# START OF Data excerpts

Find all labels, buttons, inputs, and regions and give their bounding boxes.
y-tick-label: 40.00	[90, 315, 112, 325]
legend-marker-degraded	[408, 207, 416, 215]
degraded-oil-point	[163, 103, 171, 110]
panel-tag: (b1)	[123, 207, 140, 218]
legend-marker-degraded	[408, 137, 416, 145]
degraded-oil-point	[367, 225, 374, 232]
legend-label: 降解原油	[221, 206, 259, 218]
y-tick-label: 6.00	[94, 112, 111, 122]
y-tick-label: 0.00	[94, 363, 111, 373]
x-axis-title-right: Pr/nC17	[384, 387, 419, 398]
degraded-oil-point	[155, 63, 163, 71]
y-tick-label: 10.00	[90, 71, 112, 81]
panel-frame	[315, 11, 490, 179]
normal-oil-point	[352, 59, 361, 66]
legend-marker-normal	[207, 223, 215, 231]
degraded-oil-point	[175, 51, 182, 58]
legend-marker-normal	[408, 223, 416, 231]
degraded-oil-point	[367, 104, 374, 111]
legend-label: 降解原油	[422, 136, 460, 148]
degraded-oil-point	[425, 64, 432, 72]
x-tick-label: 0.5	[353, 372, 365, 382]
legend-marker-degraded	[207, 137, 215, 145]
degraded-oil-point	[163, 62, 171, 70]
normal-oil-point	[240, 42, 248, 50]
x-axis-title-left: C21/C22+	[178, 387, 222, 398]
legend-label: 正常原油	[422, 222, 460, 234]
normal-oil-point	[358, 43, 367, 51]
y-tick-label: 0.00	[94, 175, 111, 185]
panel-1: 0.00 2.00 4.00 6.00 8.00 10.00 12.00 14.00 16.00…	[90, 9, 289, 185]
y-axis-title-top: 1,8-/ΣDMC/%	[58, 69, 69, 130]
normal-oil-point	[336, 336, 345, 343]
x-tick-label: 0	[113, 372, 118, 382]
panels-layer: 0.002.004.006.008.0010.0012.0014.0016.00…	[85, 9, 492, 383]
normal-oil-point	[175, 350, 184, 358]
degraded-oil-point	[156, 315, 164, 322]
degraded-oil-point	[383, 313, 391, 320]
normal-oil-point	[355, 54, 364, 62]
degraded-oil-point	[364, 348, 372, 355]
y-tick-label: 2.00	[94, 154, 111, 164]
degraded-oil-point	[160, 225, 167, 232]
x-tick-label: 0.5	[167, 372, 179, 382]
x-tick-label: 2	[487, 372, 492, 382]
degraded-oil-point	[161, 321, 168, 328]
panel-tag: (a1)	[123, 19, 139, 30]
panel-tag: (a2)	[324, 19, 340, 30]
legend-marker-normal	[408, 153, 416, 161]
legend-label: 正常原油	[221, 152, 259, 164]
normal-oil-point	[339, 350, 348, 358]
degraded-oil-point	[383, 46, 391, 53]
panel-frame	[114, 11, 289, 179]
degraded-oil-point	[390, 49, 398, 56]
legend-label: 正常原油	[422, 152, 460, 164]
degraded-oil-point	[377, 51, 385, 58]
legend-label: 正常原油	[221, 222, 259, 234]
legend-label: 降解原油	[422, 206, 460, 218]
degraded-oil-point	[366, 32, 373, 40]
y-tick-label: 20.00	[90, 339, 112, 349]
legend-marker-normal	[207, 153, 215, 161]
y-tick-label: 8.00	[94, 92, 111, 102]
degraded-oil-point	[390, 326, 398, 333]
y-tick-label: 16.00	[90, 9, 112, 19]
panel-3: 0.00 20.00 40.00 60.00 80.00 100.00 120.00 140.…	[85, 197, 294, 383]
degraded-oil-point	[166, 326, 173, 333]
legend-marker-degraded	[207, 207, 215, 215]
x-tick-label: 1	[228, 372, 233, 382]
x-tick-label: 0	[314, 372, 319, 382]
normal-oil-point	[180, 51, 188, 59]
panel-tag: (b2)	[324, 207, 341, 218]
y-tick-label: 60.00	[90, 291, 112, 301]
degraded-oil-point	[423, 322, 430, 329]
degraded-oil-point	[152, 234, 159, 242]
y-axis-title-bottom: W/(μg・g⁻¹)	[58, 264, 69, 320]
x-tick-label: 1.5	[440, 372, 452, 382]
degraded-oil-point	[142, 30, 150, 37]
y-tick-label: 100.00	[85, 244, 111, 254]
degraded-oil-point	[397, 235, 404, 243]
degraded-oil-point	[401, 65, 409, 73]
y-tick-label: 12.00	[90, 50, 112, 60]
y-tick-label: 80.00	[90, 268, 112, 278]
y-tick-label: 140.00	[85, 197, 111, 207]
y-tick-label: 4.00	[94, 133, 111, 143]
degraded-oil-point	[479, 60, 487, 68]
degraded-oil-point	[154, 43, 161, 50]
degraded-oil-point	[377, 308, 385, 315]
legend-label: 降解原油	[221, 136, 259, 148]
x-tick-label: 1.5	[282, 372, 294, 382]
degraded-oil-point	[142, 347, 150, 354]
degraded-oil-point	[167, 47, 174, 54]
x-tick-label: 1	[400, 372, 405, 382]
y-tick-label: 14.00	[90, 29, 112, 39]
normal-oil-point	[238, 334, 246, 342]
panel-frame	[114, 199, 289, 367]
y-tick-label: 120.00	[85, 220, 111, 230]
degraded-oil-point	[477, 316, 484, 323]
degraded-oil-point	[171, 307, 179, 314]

# END OF Data excerpts

» **Problem requirements**
Gather every line of the entries above that contains the string "正常原油", treating uppercase and lowercase as different.

» **Output**
legend-label: 正常原油	[422, 222, 460, 234]
legend-label: 正常原油	[221, 152, 259, 164]
legend-label: 正常原油	[422, 152, 460, 164]
legend-label: 正常原油	[221, 222, 259, 234]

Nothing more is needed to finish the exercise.